(Items from a dataset)
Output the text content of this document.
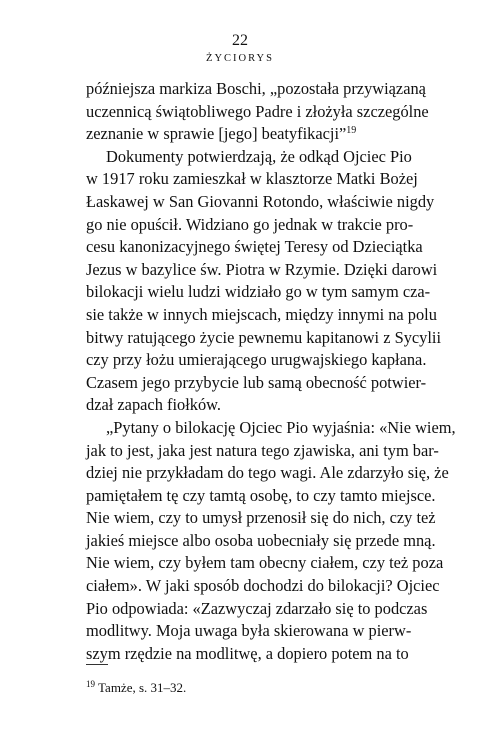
22
ŻYCIORYS
późniejsza markiza Boschi, „pozostała przywiązaną
uczennicą świątobliwego Padre i złożyła szczególne
zeznanie w sprawie [jego] beatyfikacji”$^{19}$
Dokumenty potwierdzają, że odkąd Ojciec Pio
w 1917 roku zamieszkał w klasztorze Matki Bożej
Łaskawej w San Giovanni Rotondo, właściwie nigdy
go nie opuścił. Widziano go jednak w trakcie pro-
cesu kanonizacyjnego świętej Teresy od Dzieciątka
Jezus w bazylice św. Piotra w Rzymie. Dzięki darowi
bilokacji wielu ludzi widziało go w tym samym cza-
sie także w innych miejscach, między innymi na polu
bitwy ratującego życie pewnemu kapitanowi z Sycylii
czy przy łożu umierającego urugwajskiego kapłana.
Czasem jego przybycie lub samą obecność potwier-
dzał zapach fiołków.
„Pytany o bilokację Ojciec Pio wyjaśnia: «Nie wiem,
jak to jest, jaka jest natura tego zjawiska, ani tym bar-
dziej nie przykładam do tego wagi. Ale zdarzyło się, że
pamiętałem tę czy tamtą osobę, to czy tamto miejsce.
Nie wiem, czy to umysł przenosił się do nich, czy też
jakieś miejsce albo osoba uobecniały się przede mną.
Nie wiem, czy byłem tam obecny ciałem, czy też poza
ciałem». W jaki sposób dochodzi do bilokacji? Ojciec
Pio odpowiada: «Zazwyczaj zdarzało się to podczas
modlitwy. Moja uwaga była skierowana w pierw-
szym rzędzie na modlitwę, a dopiero potem na to
$^{19}$ Tamże, s. 31–32.
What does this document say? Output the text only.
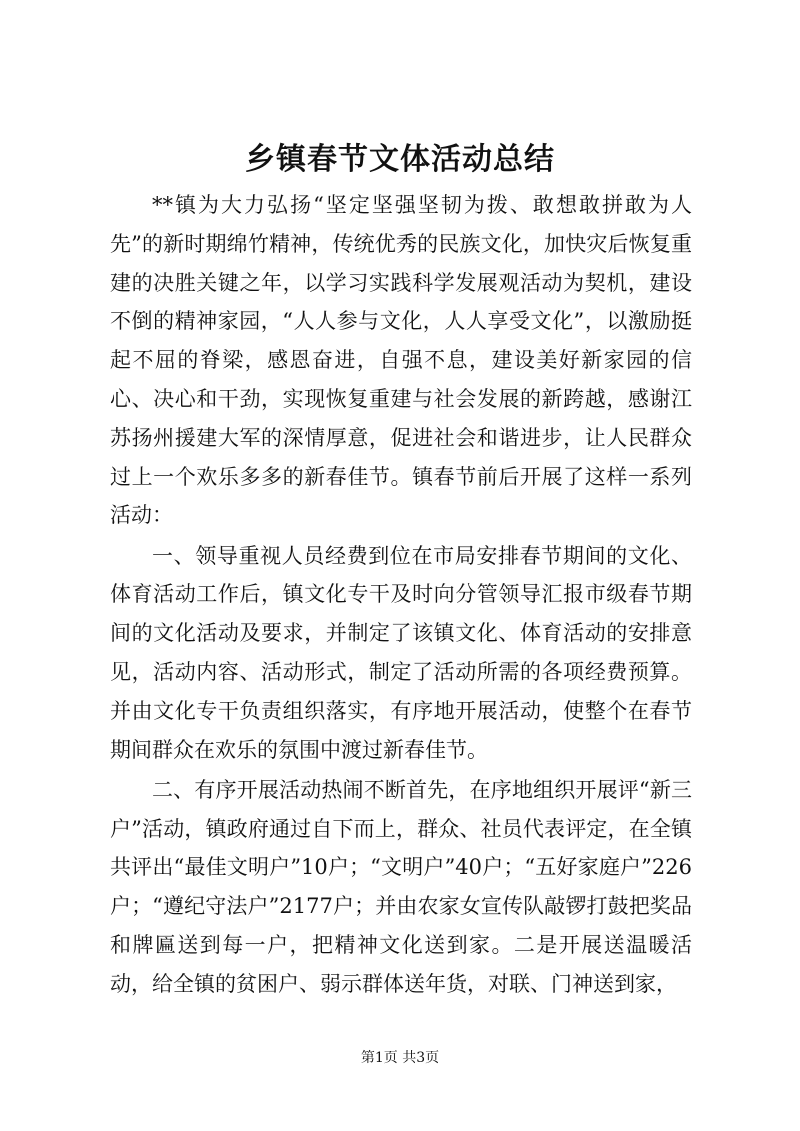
乡镇春节文体活动总结

**镇为大力弘扬“坚定坚强坚韧为拨、敢想敢拼敢为人先”的新时期绵竹精神，传统优秀的民族文化，加快灾后恢复重建的决胜关键之年，以学习实践科学发展观活动为契机，建设不倒的精神家园，“人人参与文化，人人享受文化”，以激励挺起不屈的脊梁，感恩奋进，自强不息，建设美好新家园的信心、决心和干劲，实现恢复重建与社会发展的新跨越，感谢江苏扬州援建大军的深情厚意，促进社会和谐进步，让人民群众过上一个欢乐多多的新春佳节。镇春节前后开展了这样一系列活动：

一、领导重视人员经费到位在市局安排春节期间的文化、体育活动工作后，镇文化专干及时向分管领导汇报市级春节期间的文化活动及要求，并制定了该镇文化、体育活动的安排意见，活动内容、活动形式，制定了活动所需的各项经费预算。并由文化专干负责组织落实，有序地开展活动，使整个在春节期间群众在欢乐的氛围中渡过新春佳节。

二、有序开展活动热闹不断首先，在序地组织开展评“新三户”活动，镇政府通过自下而上，群众、社员代表评定，在全镇共评出“最佳文明户”10户；“文明户”40户；“五好家庭户”226户；“遵纪守法户”2177户；并由农家女宣传队敲锣打鼓把奖品和牌匾送到每一户，把精神文化送到家。二是开展送温暖活动，给全镇的贫困户、弱示群体送年货，对联、门神送到家，

第1页 共3页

**Exercise aim**
Leave out all pictures and extract exactly the lines from the line with "What does this" through the end of the material.

**Output of the exercise**
What does this document say? Output the text only.
乡镇春节文体活动总结

**镇为大力弘扬“坚定坚强坚韧为拨、敢想敢拼敢为人先”的新时期绵竹精神，传统优秀的民族文化，加快灾后恢复重建的决胜关键之年，以学习实践科学发展观活动为契机，建设不倒的精神家园，“人人参与文化，人人享受文化”，以激励挺起不屈的脊梁，感恩奋进，自强不息，建设美好新家园的信心、决心和干劲，实现恢复重建与社会发展的新跨越，感谢江苏扬州援建大军的深情厚意，促进社会和谐进步，让人民群众过上一个欢乐多多的新春佳节。镇春节前后开展了这样一系列活动：

一、领导重视人员经费到位在市局安排春节期间的文化、体育活动工作后，镇文化专干及时向分管领导汇报市级春节期间的文化活动及要求，并制定了该镇文化、体育活动的安排意见，活动内容、活动形式，制定了活动所需的各项经费预算。并由文化专干负责组织落实，有序地开展活动，使整个在春节期间群众在欢乐的氛围中渡过新春佳节。

二、有序开展活动热闹不断首先，在序地组织开展评“新三户”活动，镇政府通过自下而上，群众、社员代表评定，在全镇共评出“最佳文明户”10户；“文明户”40户；“五好家庭户”226户；“遵纪守法户”2177户；并由农家女宣传队敲锣打鼓把奖品和牌匾送到每一户，把精神文化送到家。二是开展送温暖活动，给全镇的贫困户、弱示群体送年货，对联、门神送到家，

第1页 共3页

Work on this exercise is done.